◆ PROBLEM TO SOLVE ◆
Within the records that follow, find every line containing the string "kunna". Copy those lines.

Source records
[Start of Attachment]

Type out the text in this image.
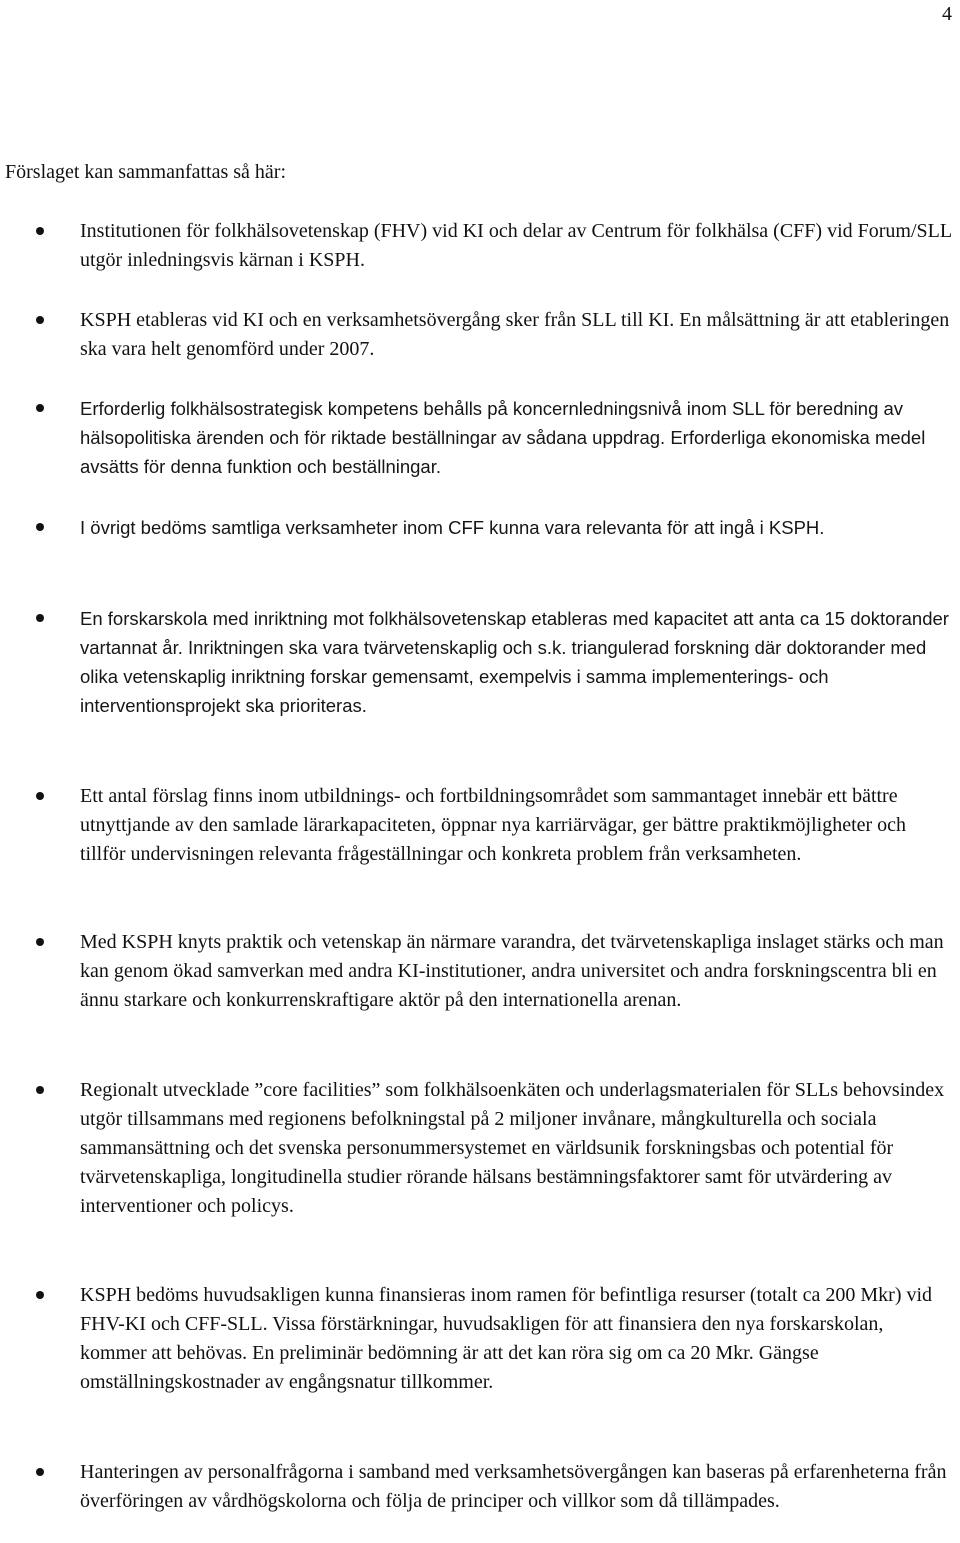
4

Förslaget kan sammanfattas så här:

Institutionen för folkhälsovetenskap (FHV) vid KI och delar av Centrum för folkhälsa (CFF) vid Forum/SLL utgör inledningsvis kärnan i KSPH.

KSPH etableras vid KI och en verksamhetsövergång sker från SLL till KI. En målsättning är att etableringen ska vara helt genomförd under 2007.

Erforderlig folkhälsostrategisk kompetens behålls på koncernledningsnivå inom SLL för beredning av hälsopolitiska ärenden och för riktade beställningar av sådana uppdrag. Erforderliga ekonomiska medel avsätts för denna funktion och beställningar.

I övrigt bedöms samtliga verksamheter inom CFF kunna vara relevanta för att ingå i KSPH.

En forskarskola med inriktning mot folkhälsovetenskap etableras med kapacitet att anta ca 15 doktorander vartannat år. Inriktningen ska vara tvärvetenskaplig och s.k. triangulerad forskning där doktorander med olika vetenskaplig inriktning forskar gemensamt, exempelvis i samma implementerings- och interventionsprojekt ska prioriteras.

Ett antal förslag finns inom utbildnings- och fortbildningsområdet som sammantaget innebär ett bättre utnyttjande av den samlade lärarkapaciteten, öppnar nya karriärvägar, ger bättre praktikmöjligheter och tillför undervisningen relevanta frågeställningar och konkreta problem från verksamheten.

Med KSPH knyts praktik och vetenskap än närmare varandra, det tvärvetenskapliga inslaget stärks och man kan genom ökad samverkan med andra KI-institutioner, andra universitet och andra forskningscentra bli en ännu starkare och konkurrenskraftigare aktör på den internationella arenan.

Regionalt utvecklade ”core facilities” som folkhälsoenkäten och underlagsmaterialen för SLLs behovsindex utgör tillsammans med regionens befolkningstal på 2 miljoner invånare, mångkulturella och sociala sammansättning och det svenska personummersystemet en världsunik forskningsbas och potential för tvärvetenskapliga, longitudinella studier rörande hälsans bestämningsfaktorer samt för utvärdering av interventioner och policys.

KSPH bedöms huvudsakligen kunna finansieras inom ramen för befintliga resurser (totalt ca 200 Mkr) vid FHV-KI och CFF-SLL. Vissa förstärkningar, huvudsakligen för att finansiera den nya forskarskolan, kommer att behövas. En preliminär bedömning är att det kan röra sig om ca 20 Mkr. Gängse omställningskostnader av engångsnatur tillkommer.

Hanteringen av personalfrågorna i samband med verksamhetsövergången kan baseras på erfarenheterna från överföringen av vårdhögskolorna och följa de principer och villkor som då tillämpades.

[End of Attachment]

◆ COMPLETED TASK ◆
I övrigt bedöms samtliga verksamheter inom CFF kunna vara relevanta för att ingå i KSPH.
KSPH bedöms huvudsakligen kunna finansieras inom ramen för befintliga resurser (totalt ca 200 Mkr) vid FHV-KI och CFF-SLL. Vissa förstärkningar, huvudsakligen för att finansiera den nya forskarskolan, kommer att behövas. En preliminär bedömning är att det kan röra sig om ca 20 Mkr. Gängse omställningskostnader av engångsnatur tillkommer.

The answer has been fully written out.